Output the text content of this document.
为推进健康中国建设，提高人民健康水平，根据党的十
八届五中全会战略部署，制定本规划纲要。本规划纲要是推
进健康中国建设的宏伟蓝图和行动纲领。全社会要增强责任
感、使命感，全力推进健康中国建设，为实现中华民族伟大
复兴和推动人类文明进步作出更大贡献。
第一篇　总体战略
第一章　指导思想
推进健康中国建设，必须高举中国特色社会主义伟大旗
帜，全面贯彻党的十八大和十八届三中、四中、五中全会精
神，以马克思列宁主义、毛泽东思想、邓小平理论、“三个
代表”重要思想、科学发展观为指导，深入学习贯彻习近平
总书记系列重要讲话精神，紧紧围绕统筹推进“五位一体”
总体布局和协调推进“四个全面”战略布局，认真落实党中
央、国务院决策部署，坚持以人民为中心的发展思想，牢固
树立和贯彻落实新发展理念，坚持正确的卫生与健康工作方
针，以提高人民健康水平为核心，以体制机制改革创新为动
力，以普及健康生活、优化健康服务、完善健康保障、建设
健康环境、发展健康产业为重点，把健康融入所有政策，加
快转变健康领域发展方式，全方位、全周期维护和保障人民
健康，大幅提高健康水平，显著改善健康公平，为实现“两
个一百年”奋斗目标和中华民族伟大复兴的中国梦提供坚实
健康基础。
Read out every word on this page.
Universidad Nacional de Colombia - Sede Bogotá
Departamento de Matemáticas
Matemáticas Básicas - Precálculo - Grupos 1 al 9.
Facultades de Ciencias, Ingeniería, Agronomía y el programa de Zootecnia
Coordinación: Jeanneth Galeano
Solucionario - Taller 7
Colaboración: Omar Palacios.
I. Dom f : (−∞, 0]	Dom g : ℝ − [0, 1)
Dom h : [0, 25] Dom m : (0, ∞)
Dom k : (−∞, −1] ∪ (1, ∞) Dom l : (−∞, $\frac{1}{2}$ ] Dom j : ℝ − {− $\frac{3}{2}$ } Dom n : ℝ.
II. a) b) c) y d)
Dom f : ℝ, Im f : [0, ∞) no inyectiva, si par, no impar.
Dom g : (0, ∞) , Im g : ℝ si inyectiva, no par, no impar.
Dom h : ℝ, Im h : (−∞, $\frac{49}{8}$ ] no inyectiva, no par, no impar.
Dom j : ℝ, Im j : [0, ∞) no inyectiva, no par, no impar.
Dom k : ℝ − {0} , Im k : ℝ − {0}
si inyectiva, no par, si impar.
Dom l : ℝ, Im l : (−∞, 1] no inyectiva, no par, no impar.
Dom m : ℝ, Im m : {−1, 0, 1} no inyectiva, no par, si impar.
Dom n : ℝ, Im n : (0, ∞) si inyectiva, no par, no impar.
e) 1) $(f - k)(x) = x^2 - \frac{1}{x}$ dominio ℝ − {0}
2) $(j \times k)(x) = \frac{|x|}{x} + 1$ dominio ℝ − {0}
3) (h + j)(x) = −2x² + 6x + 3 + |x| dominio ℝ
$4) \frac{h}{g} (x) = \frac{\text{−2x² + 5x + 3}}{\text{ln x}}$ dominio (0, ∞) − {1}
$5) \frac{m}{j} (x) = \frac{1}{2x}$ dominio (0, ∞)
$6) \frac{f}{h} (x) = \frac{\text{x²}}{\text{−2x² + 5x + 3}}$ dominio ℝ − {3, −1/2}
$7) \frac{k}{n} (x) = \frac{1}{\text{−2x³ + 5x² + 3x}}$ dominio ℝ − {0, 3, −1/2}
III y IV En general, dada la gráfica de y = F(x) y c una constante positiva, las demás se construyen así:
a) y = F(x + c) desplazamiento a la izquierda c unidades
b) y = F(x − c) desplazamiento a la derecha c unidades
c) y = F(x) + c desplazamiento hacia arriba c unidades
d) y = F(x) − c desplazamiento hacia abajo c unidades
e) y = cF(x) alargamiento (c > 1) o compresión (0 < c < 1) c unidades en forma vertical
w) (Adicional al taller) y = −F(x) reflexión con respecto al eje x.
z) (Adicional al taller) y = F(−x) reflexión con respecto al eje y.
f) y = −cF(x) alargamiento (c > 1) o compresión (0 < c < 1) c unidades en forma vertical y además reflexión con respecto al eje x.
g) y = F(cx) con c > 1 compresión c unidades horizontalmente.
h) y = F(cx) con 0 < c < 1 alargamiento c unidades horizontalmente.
--
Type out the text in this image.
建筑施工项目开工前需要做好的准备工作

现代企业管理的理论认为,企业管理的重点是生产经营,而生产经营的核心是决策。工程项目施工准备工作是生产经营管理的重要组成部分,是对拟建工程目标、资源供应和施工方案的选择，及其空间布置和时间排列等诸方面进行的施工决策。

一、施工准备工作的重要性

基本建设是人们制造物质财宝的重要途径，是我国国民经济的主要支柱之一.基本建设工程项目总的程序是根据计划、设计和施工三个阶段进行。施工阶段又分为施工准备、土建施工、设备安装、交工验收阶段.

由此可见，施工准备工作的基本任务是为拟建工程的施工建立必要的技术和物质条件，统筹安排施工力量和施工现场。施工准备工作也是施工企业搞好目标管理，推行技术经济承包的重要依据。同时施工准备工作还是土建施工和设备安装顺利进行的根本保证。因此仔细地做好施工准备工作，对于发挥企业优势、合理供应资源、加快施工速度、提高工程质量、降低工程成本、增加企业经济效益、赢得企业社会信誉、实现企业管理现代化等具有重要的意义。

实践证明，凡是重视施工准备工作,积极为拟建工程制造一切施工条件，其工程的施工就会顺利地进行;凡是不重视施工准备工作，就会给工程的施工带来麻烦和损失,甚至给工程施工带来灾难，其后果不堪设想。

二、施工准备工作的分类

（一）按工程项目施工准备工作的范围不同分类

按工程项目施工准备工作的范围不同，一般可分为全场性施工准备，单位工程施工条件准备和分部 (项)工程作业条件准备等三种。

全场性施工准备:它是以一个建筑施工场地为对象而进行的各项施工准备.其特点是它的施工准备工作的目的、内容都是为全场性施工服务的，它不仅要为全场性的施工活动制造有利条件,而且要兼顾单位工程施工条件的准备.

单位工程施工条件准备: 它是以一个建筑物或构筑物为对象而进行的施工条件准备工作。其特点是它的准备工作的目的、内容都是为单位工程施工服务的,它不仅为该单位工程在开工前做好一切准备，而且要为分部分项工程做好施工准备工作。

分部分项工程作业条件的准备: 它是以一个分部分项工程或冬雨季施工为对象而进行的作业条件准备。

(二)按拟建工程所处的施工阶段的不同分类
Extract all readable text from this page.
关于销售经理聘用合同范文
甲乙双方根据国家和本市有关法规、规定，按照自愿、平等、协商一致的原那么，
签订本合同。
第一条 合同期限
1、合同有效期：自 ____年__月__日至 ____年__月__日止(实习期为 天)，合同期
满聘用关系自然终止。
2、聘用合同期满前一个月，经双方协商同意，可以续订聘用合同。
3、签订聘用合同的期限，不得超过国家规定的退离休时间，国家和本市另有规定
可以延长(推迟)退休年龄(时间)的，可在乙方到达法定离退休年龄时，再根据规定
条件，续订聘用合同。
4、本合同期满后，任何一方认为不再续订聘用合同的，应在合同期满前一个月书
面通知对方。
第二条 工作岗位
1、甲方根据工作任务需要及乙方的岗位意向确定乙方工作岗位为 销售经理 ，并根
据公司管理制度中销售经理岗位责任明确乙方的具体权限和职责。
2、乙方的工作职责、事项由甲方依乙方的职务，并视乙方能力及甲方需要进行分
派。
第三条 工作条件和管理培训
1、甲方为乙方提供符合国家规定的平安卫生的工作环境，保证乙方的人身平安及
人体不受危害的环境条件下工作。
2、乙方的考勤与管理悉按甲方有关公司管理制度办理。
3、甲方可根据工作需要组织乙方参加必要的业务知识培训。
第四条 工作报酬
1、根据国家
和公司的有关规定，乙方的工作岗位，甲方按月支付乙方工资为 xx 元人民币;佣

### Short problem
Tally the lines in the entries above that hold the word "impar". Reply with nothing but that count.

### Worked answer
8